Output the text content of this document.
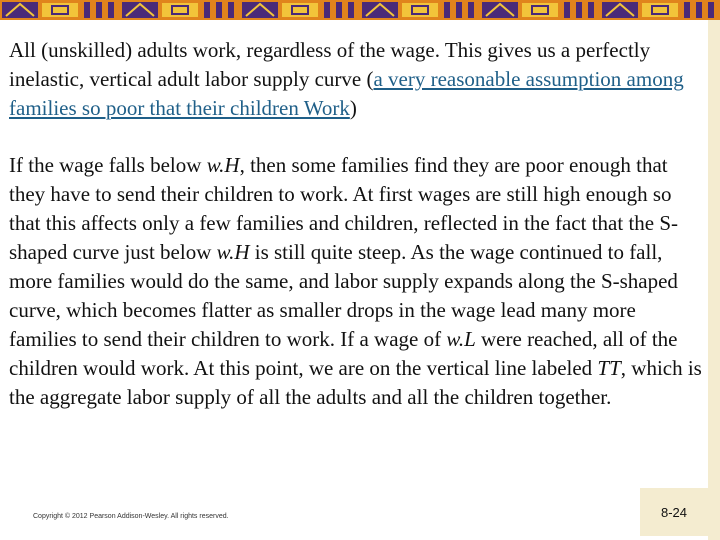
All (unskilled) adults work, regardless of the wage. This gives us a perfectly inelastic, vertical adult labor supply curve (a very reasonable assumption among families so poor that their children Work)

If the wage falls below w.H, then some families find they are poor enough that they have to send their children to work. At first wages are still high enough so that this affects only a few families and children, reflected in the fact that the S-shaped curve just below w.H is still quite steep. As the wage continued to fall, more families would do the same, and labor supply expands along the S-shaped curve, which becomes flatter as smaller drops in the wage lead many more families to send their children to work. If a wage of w.L were reached, all of the children would work. At this point, we are on the vertical line labeled TT, which is the aggregate labor supply of all the adults and all the children together.

Copyright © 2012 Pearson Addison-Wesley. All rights reserved.	8-24
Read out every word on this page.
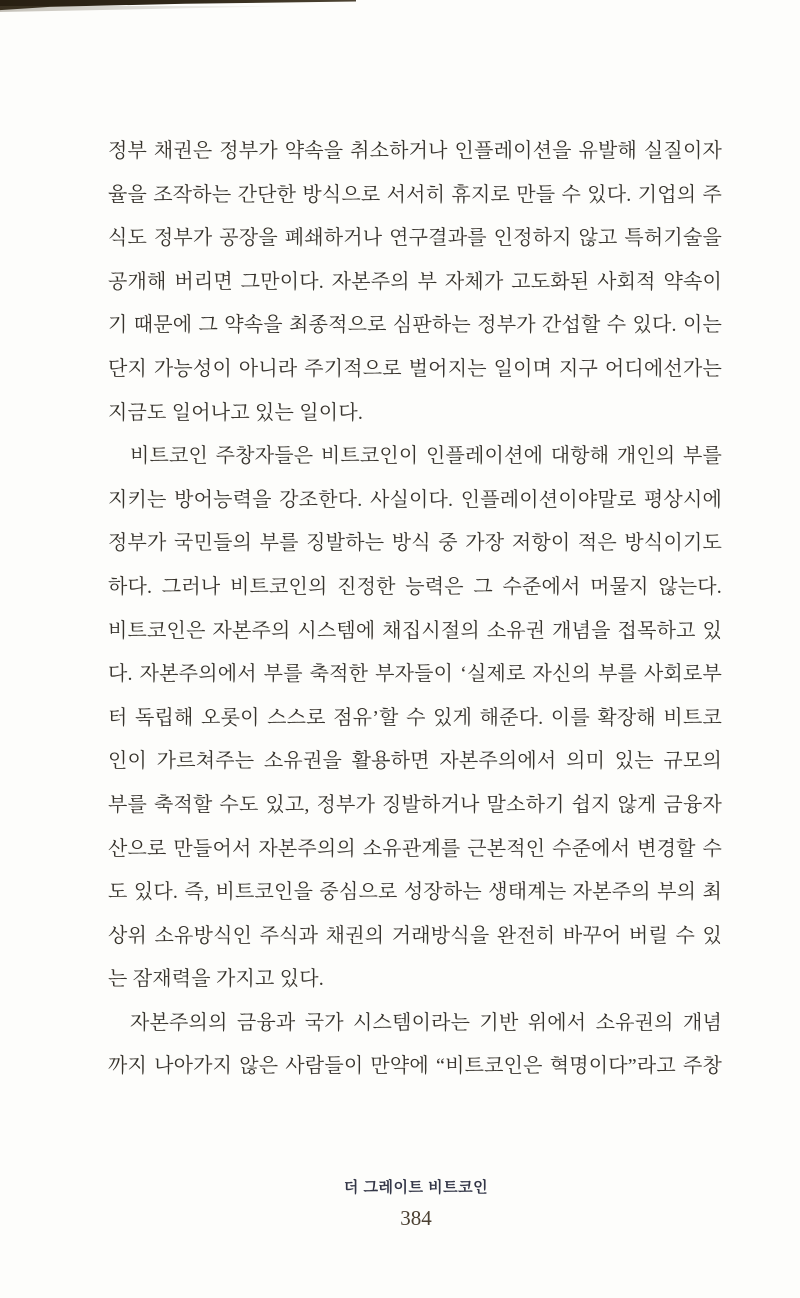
정부 채권은 정부가 약속을 취소하거나 인플레이션을 유발해 실질이자
율을 조작하는 간단한 방식으로 서서히 휴지로 만들 수 있다. 기업의 주
식도 정부가 공장을 폐쇄하거나 연구결과를 인정하지 않고 특허기술을
공개해 버리면 그만이다. 자본주의 부 자체가 고도화된 사회적 약속이
기 때문에 그 약속을 최종적으로 심판하는 정부가 간섭할 수 있다. 이는
단지 가능성이 아니라 주기적으로 벌어지는 일이며 지구 어디에선가는
지금도 일어나고 있는 일이다.
비트코인 주창자들은 비트코인이 인플레이션에 대항해 개인의 부를
지키는 방어능력을 강조한다. 사실이다. 인플레이션이야말로 평상시에
정부가 국민들의 부를 징발하는 방식 중 가장 저항이 적은 방식이기도
하다. 그러나 비트코인의 진정한 능력은 그 수준에서 머물지 않는다.
비트코인은 자본주의 시스템에 채집시절의 소유권 개념을 접목하고 있
다. 자본주의에서 부를 축적한 부자들이 ‘실제로 자신의 부를 사회로부
터 독립해 오롯이 스스로 점유’할 수 있게 해준다. 이를 확장해 비트코
인이 가르쳐주는 소유권을 활용하면 자본주의에서 의미 있는 규모의
부를 축적할 수도 있고, 정부가 징발하거나 말소하기 쉽지 않게 금융자
산으로 만들어서 자본주의의 소유관계를 근본적인 수준에서 변경할 수
도 있다. 즉, 비트코인을 중심으로 성장하는 생태계는 자본주의 부의 최
상위 소유방식인 주식과 채권의 거래방식을 완전히 바꾸어 버릴 수 있
는 잠재력을 가지고 있다.
자본주의의 금융과 국가 시스템이라는 기반 위에서 소유권의 개념
까지 나아가지 않은 사람들이 만약에 “비트코인은 혁명이다”라고 주창
더 그레이트 비트코인
384
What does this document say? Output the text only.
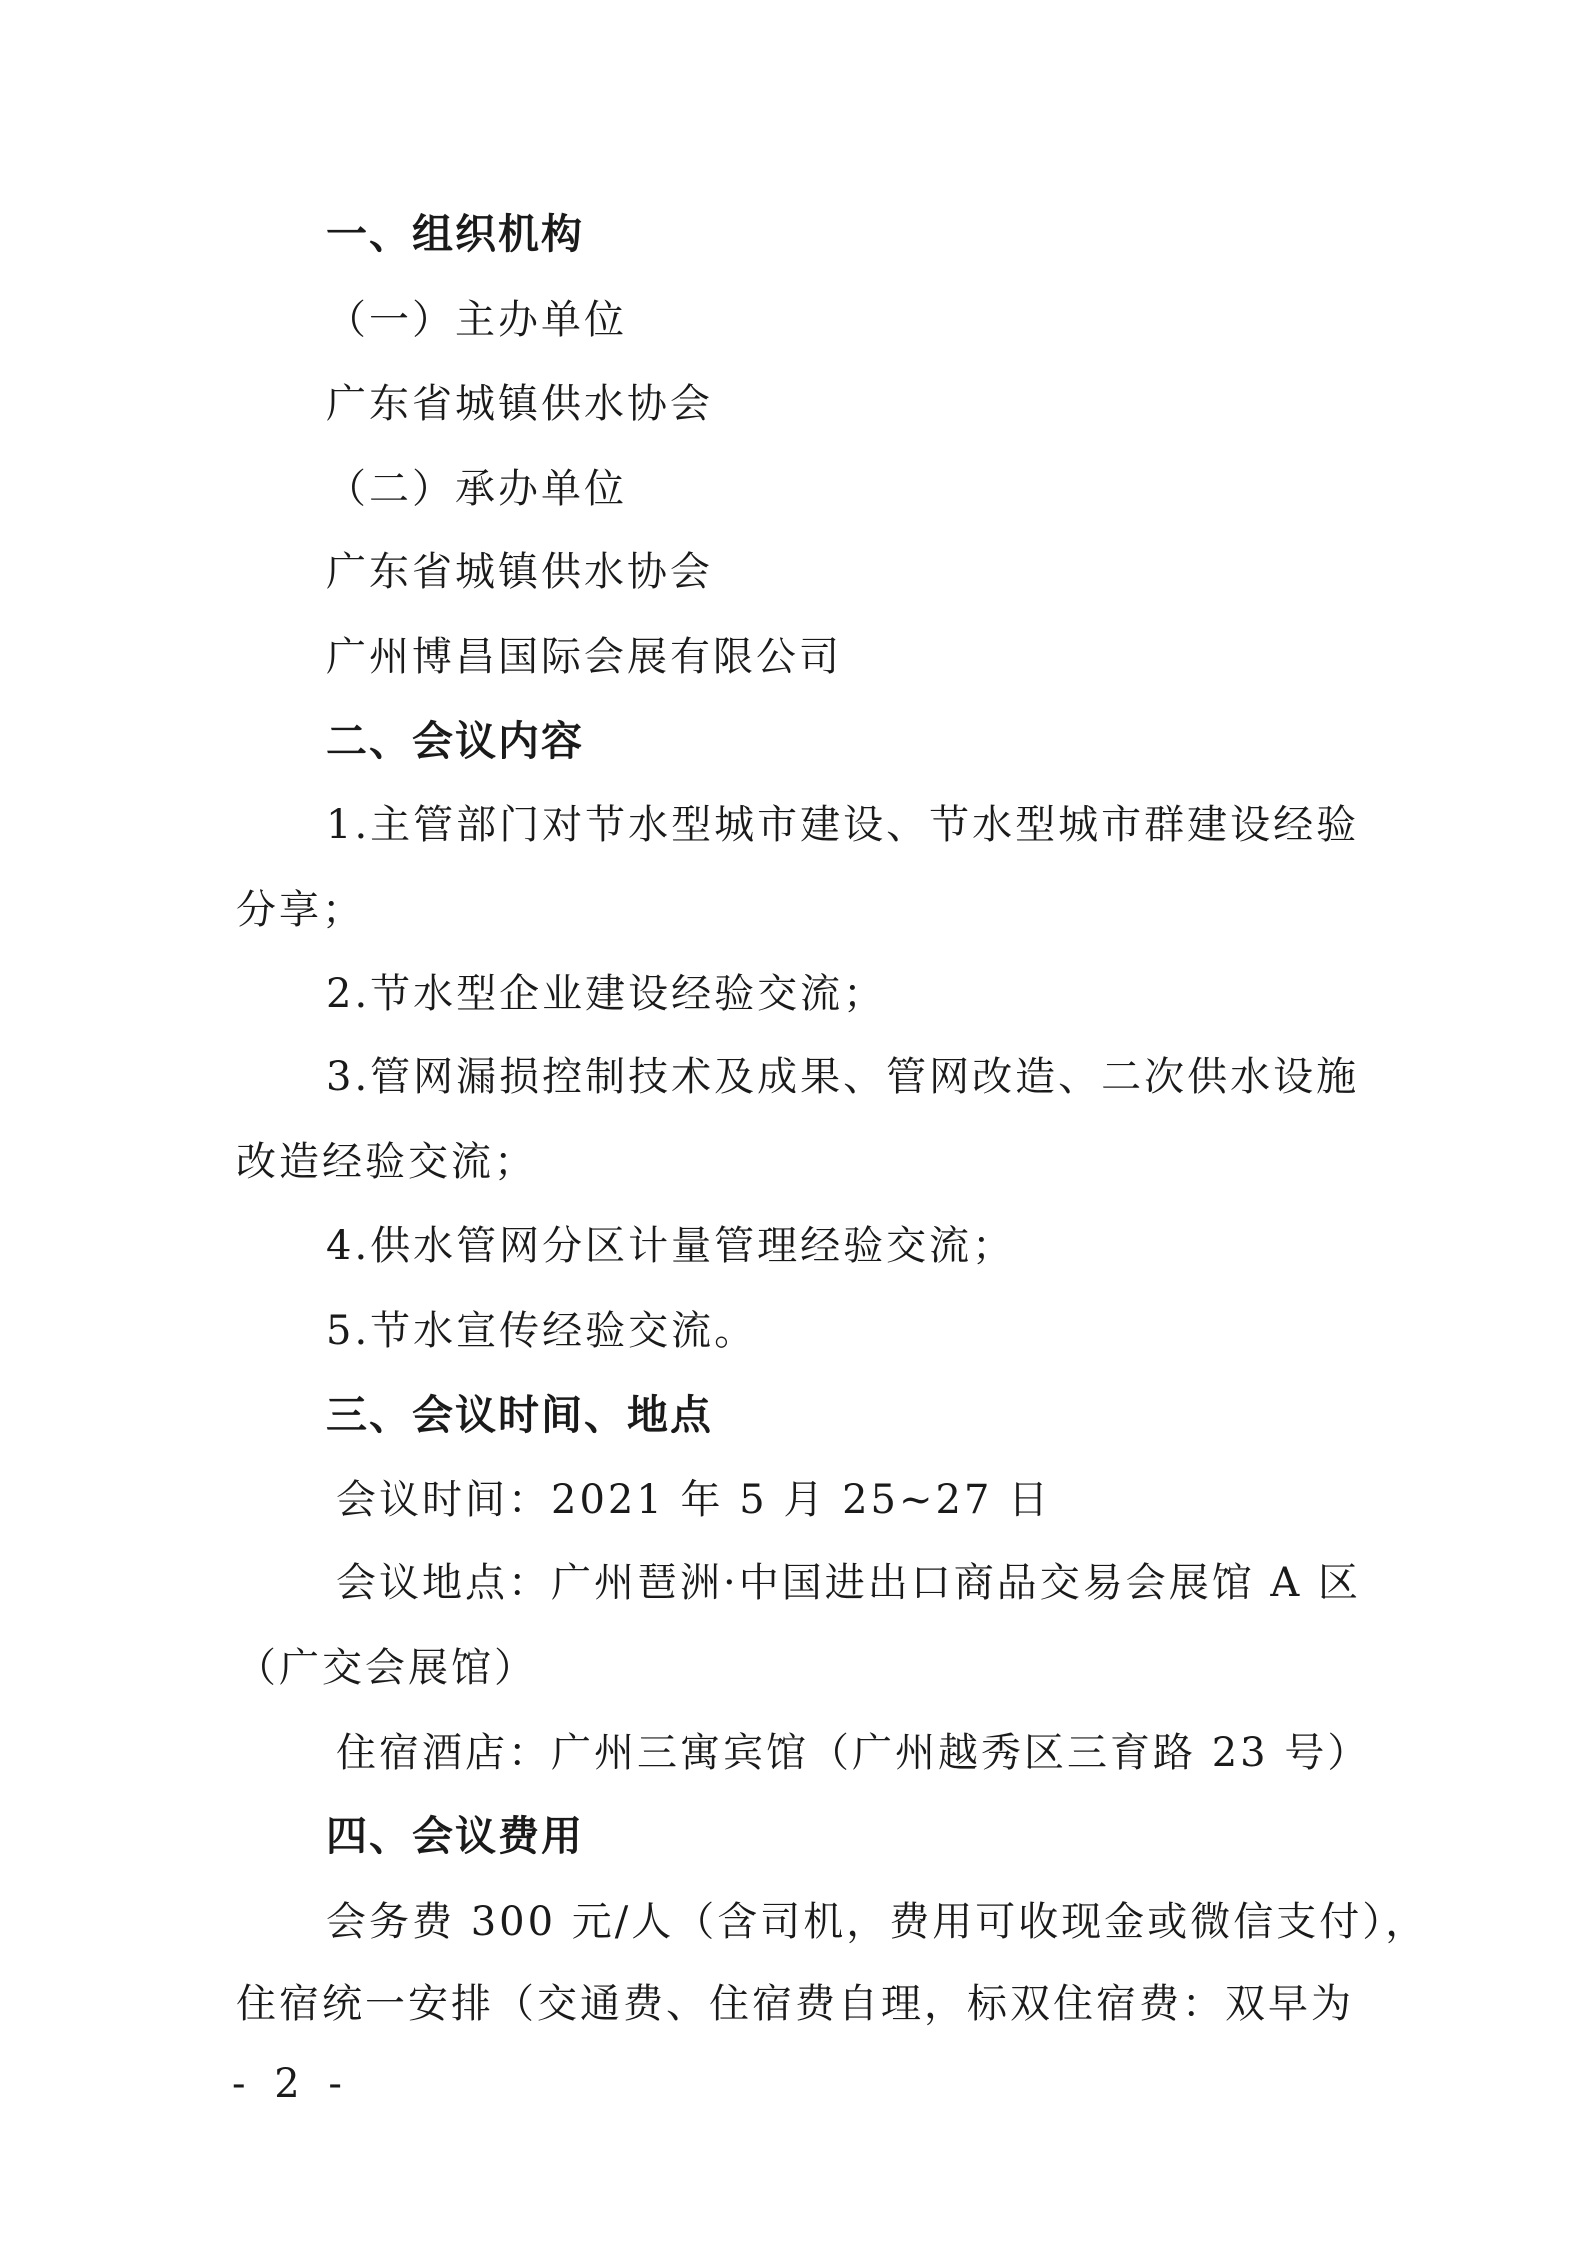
一、组织机构
（一）主办单位
广东省城镇供水协会
（二）承办单位
广东省城镇供水协会
广州博昌国际会展有限公司
二、会议内容
1.主管部门对节水型城市建设、节水型城市群建设经验
分享；
2.节水型企业建设经验交流；
3.管网漏损控制技术及成果、管网改造、二次供水设施
改造经验交流；
4.供水管网分区计量管理经验交流；
5.节水宣传经验交流。
三、会议时间、地点
会议时间：2021 年 5 月 25~27 日
会议地点：广州琶洲·中国进出口商品交易会展馆 A 区
（广交会展馆）
住宿酒店：广州三寓宾馆（广州越秀区三育路 23 号）
四、会议费用
会务费 300 元/人（含司机，费用可收现金或微信支付），
住宿统一安排（交通费、住宿费自理，标双住宿费：双早为
- 2 -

-=-=-

● Work to be completed
Pictures aside, set down the lines from the one containing "What does this" through the end of the records above, exactly and only those.

● Solution for this problem
What does this document say? Output the text only.
一、组织机构
（一）主办单位
广东省城镇供水协会
（二）承办单位
广东省城镇供水协会
广州博昌国际会展有限公司
二、会议内容
1.主管部门对节水型城市建设、节水型城市群建设经验
分享；
2.节水型企业建设经验交流；
3.管网漏损控制技术及成果、管网改造、二次供水设施
改造经验交流；
4.供水管网分区计量管理经验交流；
5.节水宣传经验交流。
三、会议时间、地点
会议时间：2021 年 5 月 25~27 日
会议地点：广州琶洲·中国进出口商品交易会展馆 A 区
（广交会展馆）
住宿酒店：广州三寓宾馆（广州越秀区三育路 23 号）
四、会议费用
会务费 300 元/人（含司机，费用可收现金或微信支付），
住宿统一安排（交通费、住宿费自理，标双住宿费：双早为
- 2 -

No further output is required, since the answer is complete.